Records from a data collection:
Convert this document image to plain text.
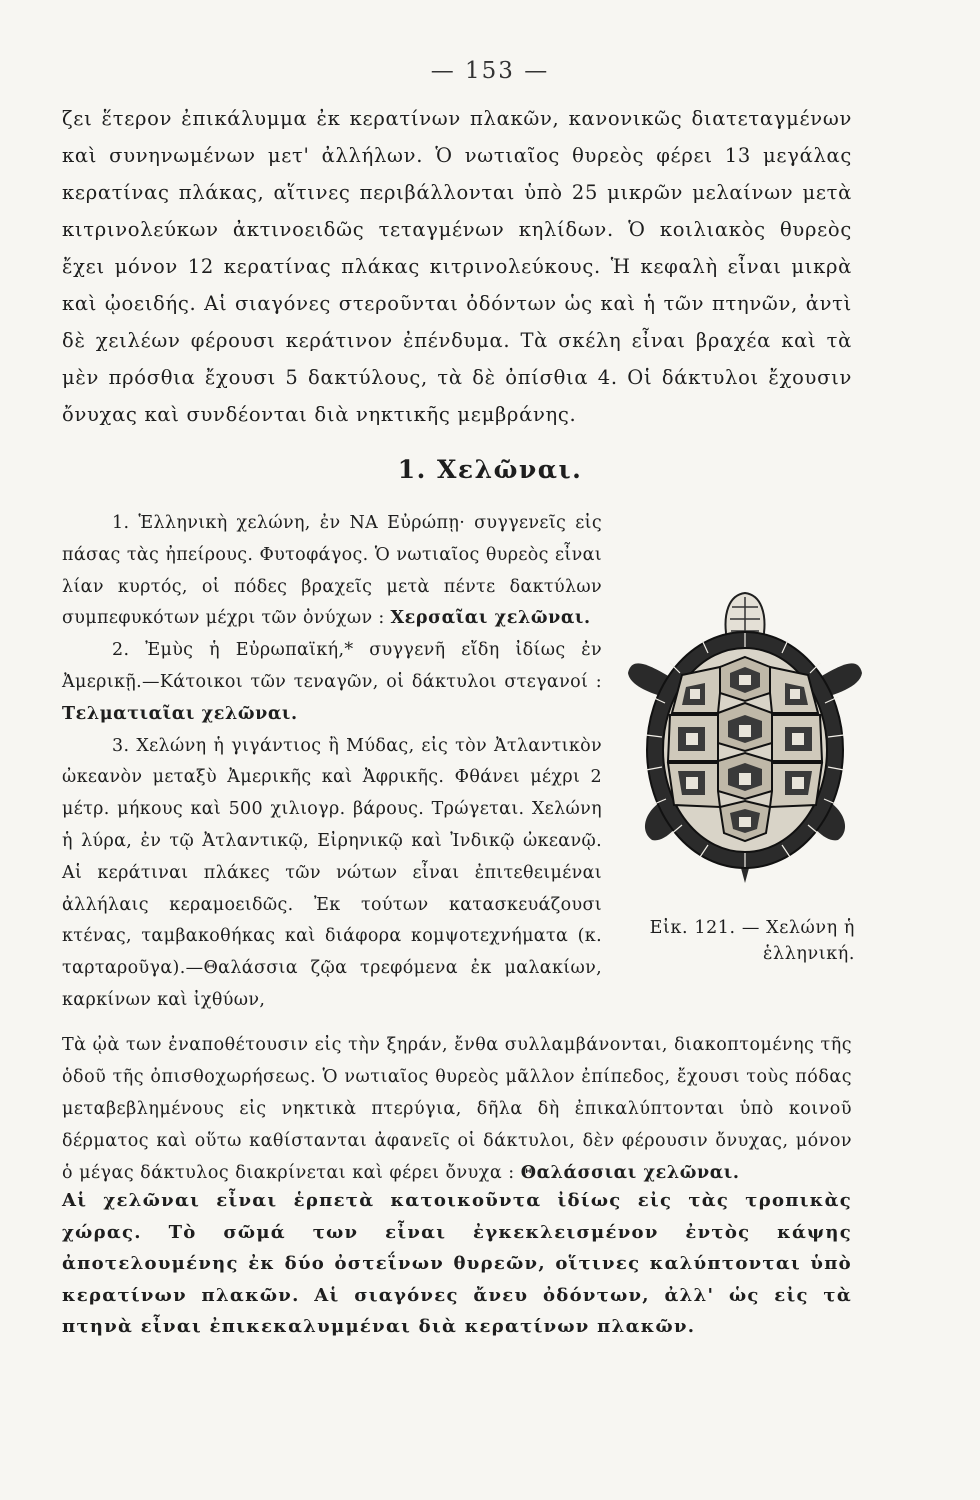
— 153 —

ζει ἕτερον ἐπικάλυμμα ἐκ κερατίνων πλακῶν, κανονικῶς διατεταγμένων καὶ συνηνωμένων μετ' ἀλλήλων. Ὁ νωτιαῖος θυρεὸς φέρει 13 μεγάλας κερατίνας πλάκας, αἵτινες περιβάλλονται ὑπὸ 25 μικρῶν μελαίνων μετὰ κιτρινολεύκων ἀκτινοειδῶς τεταγμένων κηλίδων. Ὁ κοιλιακὸς θυρεὸς ἔχει μόνον 12 κερατίνας πλάκας κιτρινολεύκους. Ἡ κεφαλὴ εἶναι μικρὰ καὶ ᾠοειδής. Αἱ σιαγόνες στεροῦνται ὀδόντων ὡς καὶ ἡ τῶν πτηνῶν, ἀντὶ δὲ χειλέων φέρουσι κεράτινον ἐπένδυμα. Τὰ σκέλη εἶναι βραχέα καὶ τὰ μὲν πρόσθια ἔχουσι 5 δακτύλους, τὰ δὲ ὀπίσθια 4. Οἱ δάκτυλοι ἔχουσιν ὄνυχας καὶ συνδέονται διὰ νηκτικῆς μεμβράνης.

1. Χελῶναι.

1. Ἑλληνικὴ χελώνη, ἐν ΝΑ Εὐρώπῃ· συγγενεῖς εἰς πάσας τὰς ἠπείρους. Φυτοφάγος. Ὁ νωτιαῖος θυρεὸς εἶναι λίαν κυρτός, οἱ πόδες βραχεῖς μετὰ πέντε δακτύλων συμπεφυκότων μέχρι τῶν ὀνύχων : Χερσαῖαι χελῶναι.

2. Ἐμὺς ἡ Εὐρωπαϊκή,* συγγενῆ εἴδη ἰδίως ἐν Ἀμερικῇ.—Κάτοικοι τῶν τεναγῶν, οἱ δάκτυλοι στεγανοί : Τελματιαῖαι χελῶναι.

3. Χελώνη ἡ γιγάντιος ἢ Μύδας, εἰς τὸν Ἀτλαντικὸν ὠκεανὸν μεταξὺ Ἀμερικῆς καὶ Ἀφρικῆς. Φθάνει μέχρι 2 μέτρ. μήκους καὶ 500 χιλιογρ. βάρους. Τρώγεται. Χελώνη ἡ λύρα, ἐν τῷ Ἀτλαντικῷ, Εἰρηνικῷ καὶ Ἰνδικῷ ὠκεανῷ. Αἱ κεράτιναι πλάκες τῶν νώτων εἶναι ἐπιτεθειμέναι ἀλλήλαις κεραμοειδῶς. Ἐκ τούτων κατασκευάζουσι κτένας, ταμβακοθήκας καὶ διάφορα κομψοτεχνήματα (κ. ταρταροῦγα).—Θαλάσσια ζῷα τρεφόμενα ἐκ μαλακίων, καρκίνων καὶ ἰχθύων,

Εἰκ. 121. — Χελώνη ἡ ἑλληνική.

Τὰ ᾠὰ των ἐναποθέτουσιν εἰς τὴν ξηράν, ἔνθα συλλαμβάνονται, διακοπτομένης τῆς ὁδοῦ τῆς ὀπισθοχωρήσεως. Ὁ νωτιαῖος θυρεὸς μᾶλλον ἐπίπεδος, ἔχουσι τοὺς πόδας μεταβεβλημένους εἰς νηκτικὰ πτερύγια, δῆλα δὴ ἐπικαλύπτονται ὑπὸ κοινοῦ δέρματος καὶ οὕτω καθίστανται ἀφανεῖς οἱ δάκτυλοι, δὲν φέρουσιν ὄνυχας, μόνον ὁ μέγας δάκτυλος διακρίνεται καὶ φέρει ὄνυχα : Θαλάσσιαι χελῶναι.

Αἱ χελῶναι εἶναι ἑρπετὰ κατοικοῦντα ἰδίως εἰς τὰς τροπικὰς χώρας. Τὸ σῶμά των εἶναι ἐγκεκλεισμένον ἐντὸς κάψης ἀποτελουμένης ἐκ δύο ὀστεΐνων θυρεῶν, οἵτινες καλύπτονται ὑπὸ κερατίνων πλακῶν. Αἱ σιαγόνες ἄνευ ὀδόντων, ἀλλ' ὡς εἰς τὰ πτηνὰ εἶναι ἐπικεκαλυμμέναι διὰ κερατίνων πλακῶν.
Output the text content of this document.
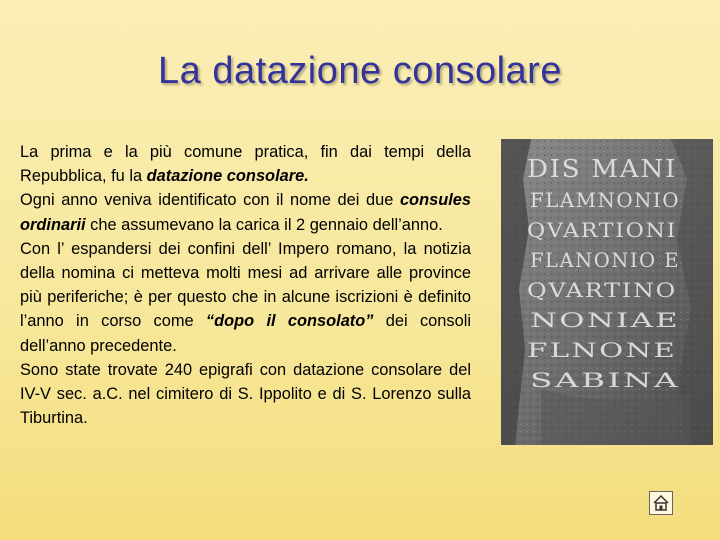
La datazione consolare

La prima e la più comune pratica, fin dai tempi della Repubblica, fu la datazione consolare.

Ogni anno veniva identificato con il nome dei due consules ordinarii che assumevano la carica il 2 gennaio dell’anno.

Con l’ espandersi dei confini dell’ Impero romano, la notizia della nomina ci metteva molti mesi ad arrivare alle province più periferiche; è per questo che in alcune iscrizioni è definito l’anno in corso come “dopo il consolato” dei consoli dell’anno precedente.

Sono state trovate 240 epigrafi con datazione consolare del IV-V sec. a.C. nel cimitero di S. Ippolito e di S. Lorenzo sulla Tiburtina.

DIS MANI
FLAMNONIO
QVARTIONI
FLANONIO E
QVARTINO
NONIAE
FLNONE
SABINA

● **Stated goal**: In the entries above, identify every line with the string "μέχρι".

● **Task response**:
1. Ἑλληνικὴ χελώνη, ἐν ΝΑ Εὐρώπῃ· συγγενεῖς εἰς πάσας τὰς ἠπείρους. Φυτοφάγος. Ὁ νωτιαῖος θυρεὸς εἶναι λίαν κυρτός, οἱ πόδες βραχεῖς μετὰ πέντε δακτύλων συμπεφυκότων μέχρι τῶν ὀνύχων : Χερσαῖαι χελῶναι.
3. Χελώνη ἡ γιγάντιος ἢ Μύδας, εἰς τὸν Ἀτλαντικὸν ὠκεανὸν μεταξὺ Ἀμερικῆς καὶ Ἀφρικῆς. Φθάνει μέχρι 2 μέτρ. μήκους καὶ 500 χιλιογρ. βάρους. Τρώγεται. Χελώνη ἡ λύρα, ἐν τῷ Ἀτλαντικῷ, Εἰρηνικῷ καὶ Ἰνδικῷ ὠκεανῷ. Αἱ κεράτιναι πλάκες τῶν νώτων εἶναι ἐπιτεθειμέναι ἀλλήλαις κεραμοειδῶς. Ἐκ τούτων κατασκευάζουσι κτένας, ταμβακοθήκας καὶ διάφορα κομψοτεχνήματα (κ. ταρταροῦγα).—Θαλάσσια ζῷα τρεφόμενα ἐκ μαλακίων, καρκίνων καὶ ἰχθύων,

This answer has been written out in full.